--- begin SUPPLIED MATERIAL ---

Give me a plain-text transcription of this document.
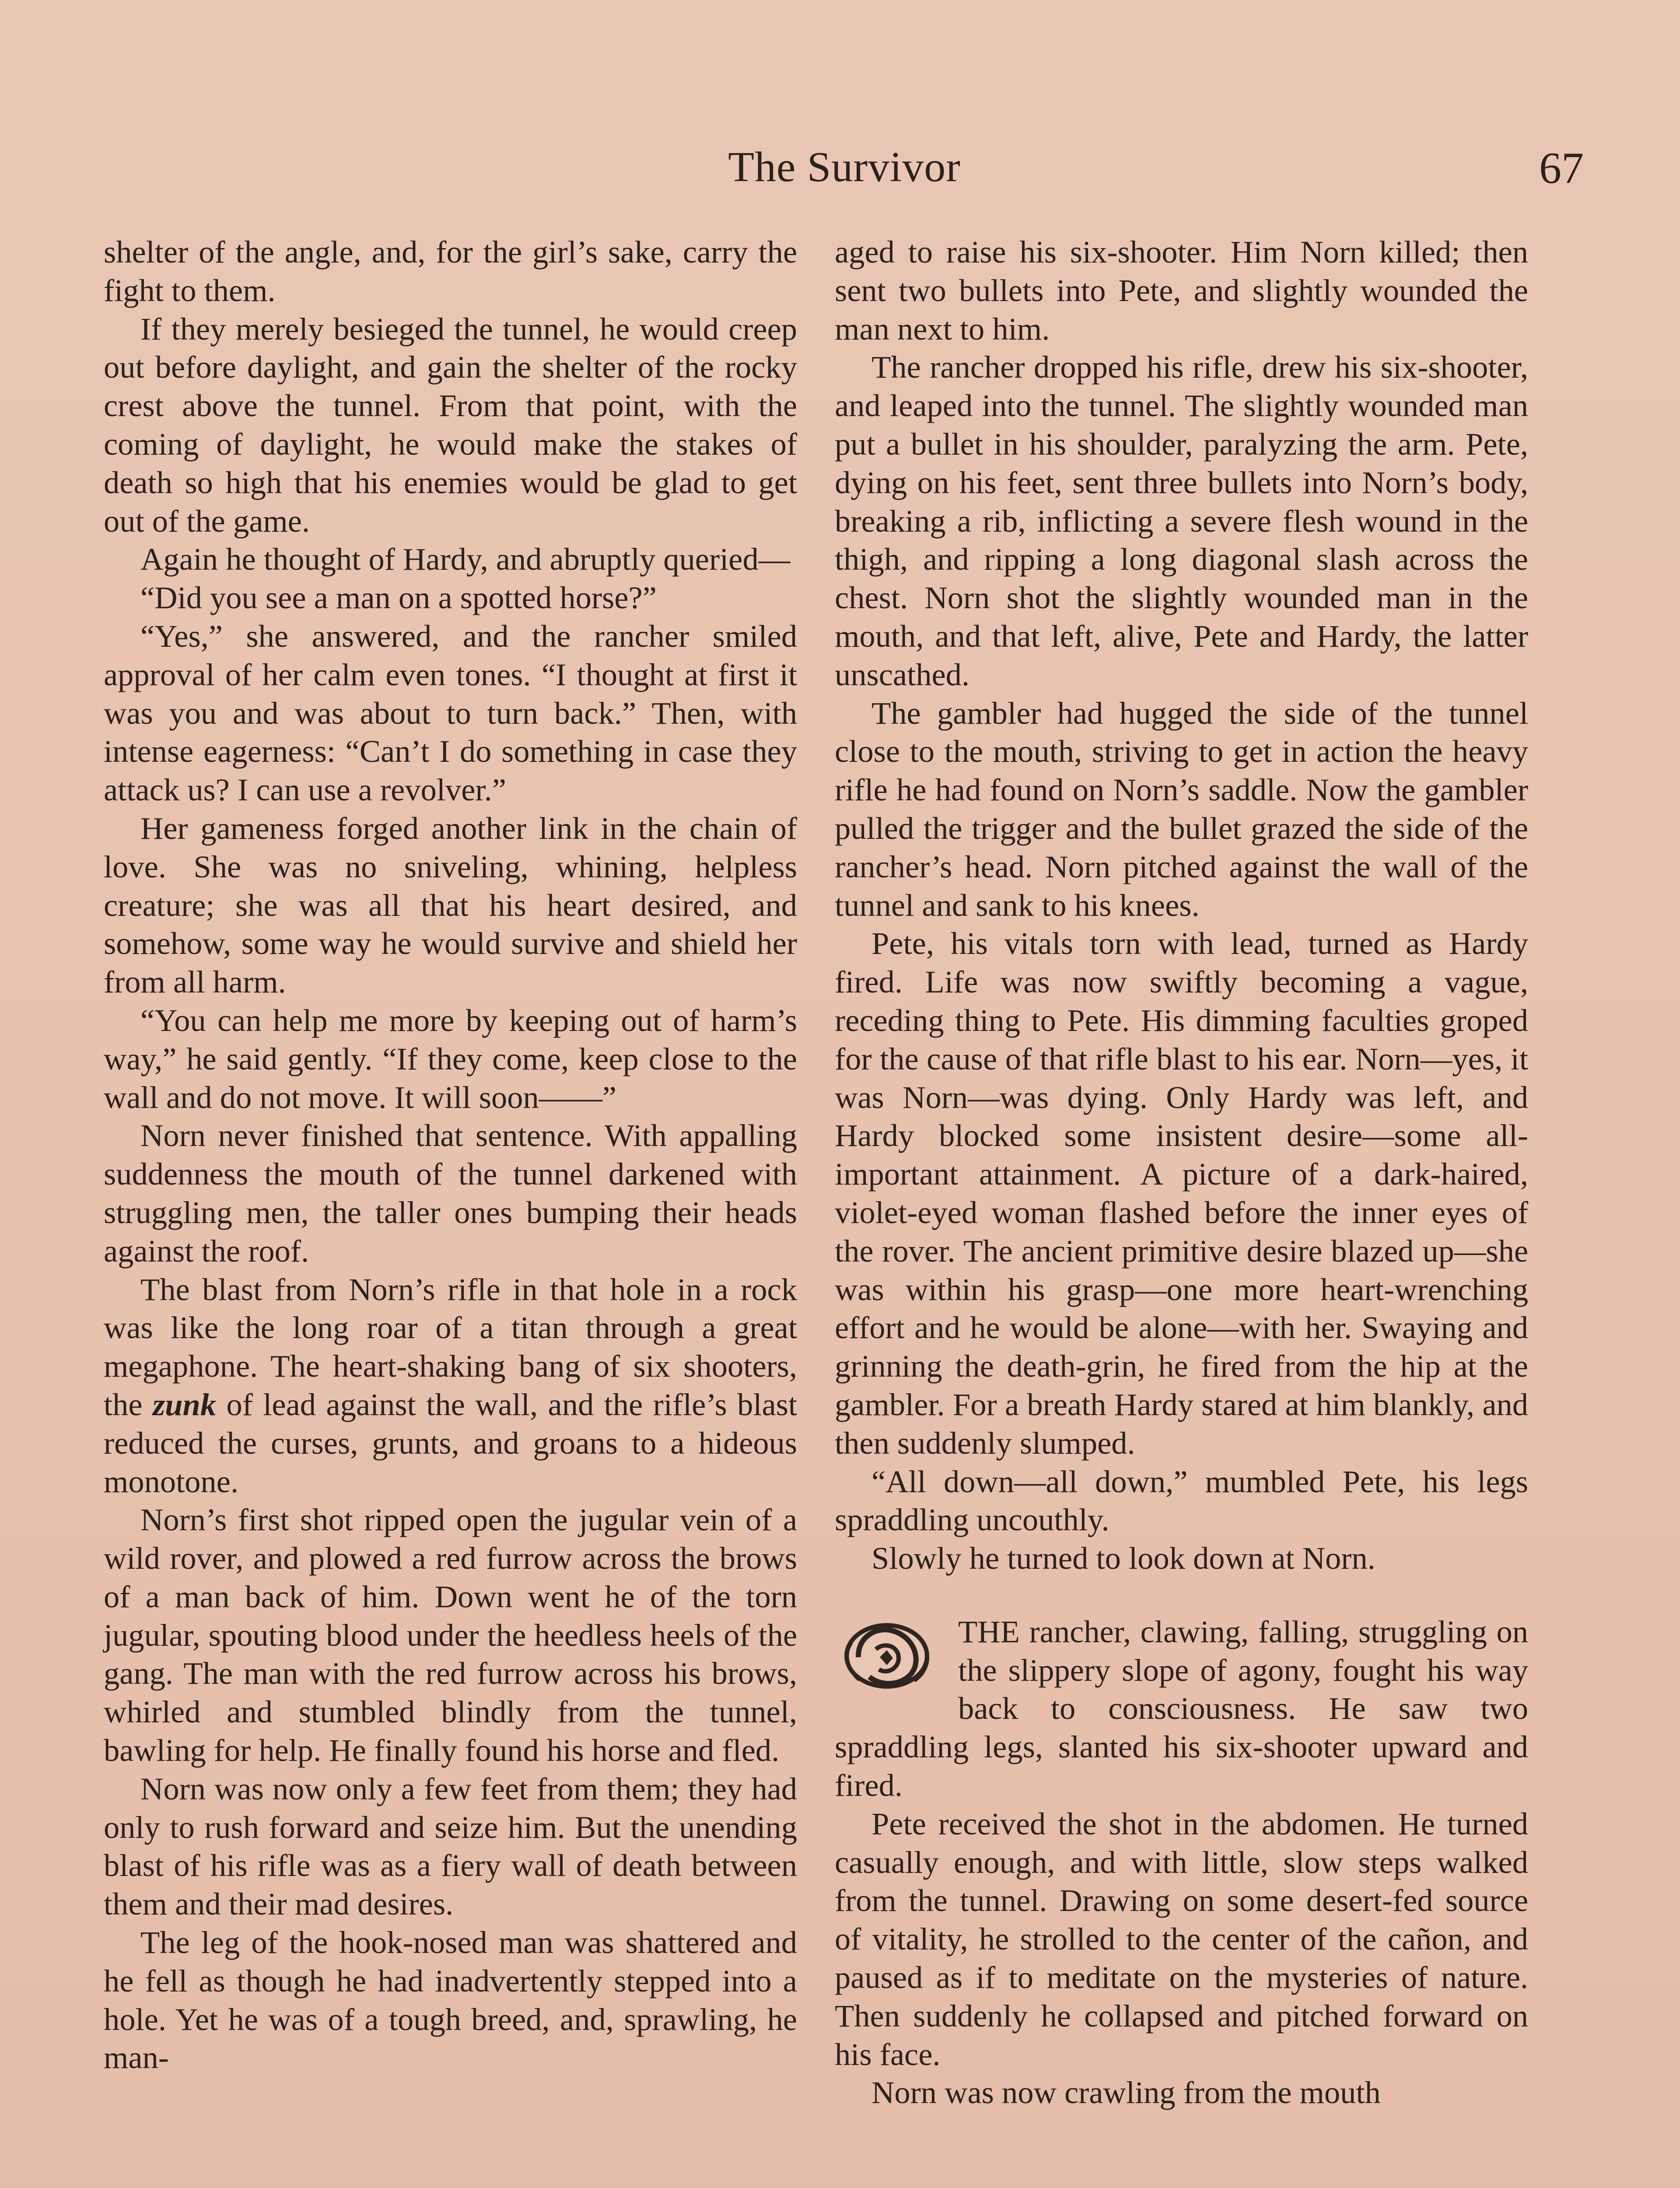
The Survivor	67

shelter of the angle, and, for the girl’s sake, carry the fight to them.

If they merely besieged the tunnel, he would creep out before daylight, and gain the shelter of the rocky crest above the tunnel. From that point, with the coming of daylight, he would make the stakes of death so high that his enemies would be glad to get out of the game.

Again he thought of Hardy, and abruptly queried—

“Did you see a man on a spotted horse?”

“Yes,” she answered, and the rancher smiled approval of her calm even tones. “I thought at first it was you and was about to turn back.” Then, with intense eagerness: “Can’t I do something in case they attack us? I can use a revolver.”

Her gameness forged another link in the chain of love. She was no sniveling, whining, helpless creature; she was all that his heart desired, and somehow, some way he would survive and shield her from all harm.

“You can help me more by keeping out of harm’s way,” he said gently. “If they come, keep close to the wall and do not move. It will soon——”

Norn never finished that sentence. With appalling suddenness the mouth of the tunnel darkened with struggling men, the taller ones bumping their heads against the roof.

The blast from Norn’s rifle in that hole in a rock was like the long roar of a titan through a great megaphone. The heart-shaking bang of six shooters, the zunk of lead against the wall, and the rifle’s blast reduced the curses, grunts, and groans to a hideous monotone.

Norn’s first shot ripped open the jugular vein of a wild rover, and plowed a red furrow across the brows of a man back of him. Down went he of the torn jugular, spouting blood under the heedless heels of the gang. The man with the red furrow across his brows, whirled and stumbled blindly from the tunnel, bawling for help. He finally found his horse and fled.

Norn was now only a few feet from them; they had only to rush forward and seize him. But the unending blast of his rifle was as a fiery wall of death between them and their mad desires.

The leg of the hook-nosed man was shattered and he fell as though he had inadvertently stepped into a hole. Yet he was of a tough breed, and, sprawling, he man-

aged to raise his six-shooter. Him Norn killed; then sent two bullets into Pete, and slightly wounded the man next to him.

The rancher dropped his rifle, drew his six-shooter, and leaped into the tunnel. The slightly wounded man put a bullet in his shoulder, paralyzing the arm. Pete, dying on his feet, sent three bullets into Norn’s body, breaking a rib, inflicting a severe flesh wound in the thigh, and ripping a long diagonal slash across the chest. Norn shot the slightly wounded man in the mouth, and that left, alive, Pete and Hardy, the latter unscathed.

The gambler had hugged the side of the tunnel close to the mouth, striving to get in action the heavy rifle he had found on Norn’s saddle. Now the gambler pulled the trigger and the bullet grazed the side of the rancher’s head. Norn pitched against the wall of the tunnel and sank to his knees.

Pete, his vitals torn with lead, turned as Hardy fired. Life was now swiftly becoming a vague, receding thing to Pete. His dimming faculties groped for the cause of that rifle blast to his ear. Norn—yes, it was Norn—was dying. Only Hardy was left, and Hardy blocked some insistent desire—some all-important attainment. A picture of a dark-haired, violet-eyed woman flashed before the inner eyes of the rover. The ancient primitive desire blazed up—she was within his grasp—one more heart-wrenching effort and he would be alone—with her. Swaying and grinning the death-grin, he fired from the hip at the gambler. For a breath Hardy stared at him blankly, and then suddenly slumped.

“All down—all down,” mumbled Pete, his legs spraddling uncouthly.

Slowly he turned to look down at Norn.

THE rancher, clawing, falling, struggling on the slippery slope of agony, fought his way back to consciousness. He saw two spraddling legs, slanted his six-shooter upward and fired.

Pete received the shot in the abdomen. He turned casually enough, and with little, slow steps walked from the tunnel. Drawing on some desert-fed source of vitality, he strolled to the center of the cañon, and paused as if to meditate on the mysteries of nature. Then suddenly he collapsed and pitched forward on his face.

Norn was now crawling from the mouth
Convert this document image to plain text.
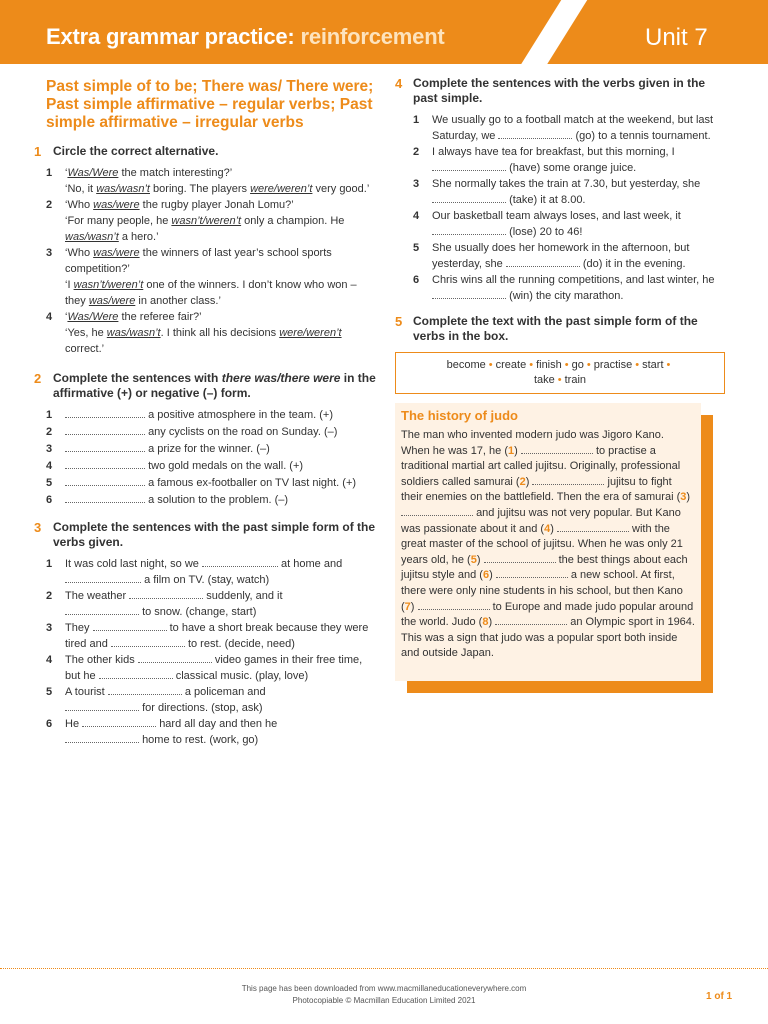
Extra grammar practice: reinforcement	Unit 7
Past simple of to be; There was/ There were; Past simple affirmative – regular verbs; Past simple affirmative – irregular verbs
1 Circle the correct alternative.
1 ‘Was/Were the match interesting?’
‘No, it was/wasn’t boring. The players were/weren’t very good.’
2 ‘Who was/were the rugby player Jonah Lomu?’
‘For many people, he wasn’t/weren’t only a champion. He was/wasn’t a hero.’
3 ‘Who was/were the winners of last year’s school sports competition?’
‘I wasn’t/weren’t one of the winners. I don’t know who won – they was/were in another class.’
4 ‘Was/Were the referee fair?’
‘Yes, he was/wasn’t. I think all his decisions were/weren’t correct.’
2 Complete the sentences with there was/there were in the affirmative (+) or negative (–) form.
1	a positive atmosphere in the team. (+)
2	any cyclists on the road on Sunday. (–)
3	a prize for the winner. (–)
4	two gold medals on the wall. (+)
5	a famous ex-footballer on TV last night. (+)
6	a solution to the problem. (–)
3 Complete the sentences with the past simple form of the verbs given.
1 It was cold last night, so we	at home and  a film on TV. (stay, watch)
2 The weather	suddenly, and it
to snow. (change, start)
3 They	to have a short break because they were tired and	to rest. (decide, need)
4 The other kids	video games in their free time, but he	classical music. (play, love)
5 A tourist	a policeman and
for directions. (stop, ask)
6 He	hard all day and then he
home to rest. (work, go)
4 Complete the sentences with the verbs given in the past simple.
1 We usually go to a football match at the weekend, but last Saturday, we	(go) to a tennis tournament.
2 I always have tea for breakfast, but this morning, I  (have) some orange juice.
3 She normally takes the train at 7.30, but yesterday, she  (take) it at 8.00.
4 Our basketball team always loses, and last week, it  (lose) 20 to 46!
5 She usually does her homework in the afternoon, but yesterday, she	(do) it in the evening.
6 Chris wins all the running competitions, and last winter, he  (win) the city marathon.
5 Complete the text with the past simple form of the verbs in the box.
become • create • finish • go • practise • start •
take • train
The history of judo
The man who invented modern judo was Jigoro Kano. When he was 17, he (1)	to practise a traditional martial art called jujitsu. Originally, professional soldiers called samurai (2)	jujitsu to fight their enemies on the battlefield. Then the era of samurai (3)  and jujitsu was not very popular. But Kano was passionate about it and (4)	with the great master of the school of jujitsu. When he was only 21 years old, he (5)	the best things about each jujitsu style and (6)	a new school. At first, there were only nine students in his school, but then Kano (7)	to Europe and made judo popular around the world. Judo (8)	an Olympic sport in 1964. This was a sign that judo was a popular sport both inside and outside Japan.
This page has been downloaded from www.macmillaneducationeverywhere.com
Photocopiable © Macmillan Education Limited 2021	1 of 1
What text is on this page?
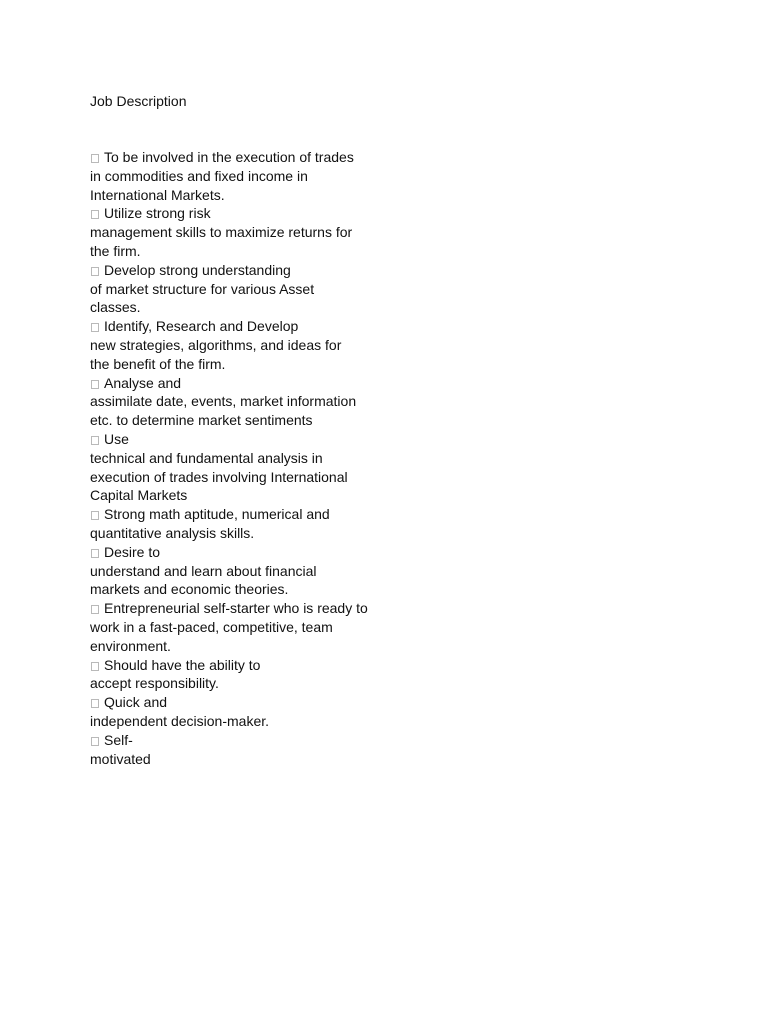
Job Description
To be involved in the execution of trades
in commodities and fixed income in
International Markets.
Utilize strong risk
management skills to maximize returns for
the firm.
Develop strong understanding
of market structure for various Asset
classes.
Identify, Research and Develop
new strategies, algorithms, and ideas for
the benefit of the firm.
Analyse and
assimilate date, events, market information
etc. to determine market sentiments
Use
technical and fundamental analysis in
execution of trades involving International
Capital Markets
Strong math aptitude, numerical and
quantitative analysis skills.
Desire to
understand and learn about financial
markets and economic theories.
Entrepreneurial self-starter who is ready to
work in a fast-paced, competitive, team
environment.
Should have the ability to
accept responsibility.
Quick and
independent decision-maker.
Self-
motivated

--- end SUPPLIED MATERIAL ---

WHAT IS REQUIRED »
The answer is the number of lines in the preceding material that hold "them"; write that number and nothing else.

TASK OUTPUT »
2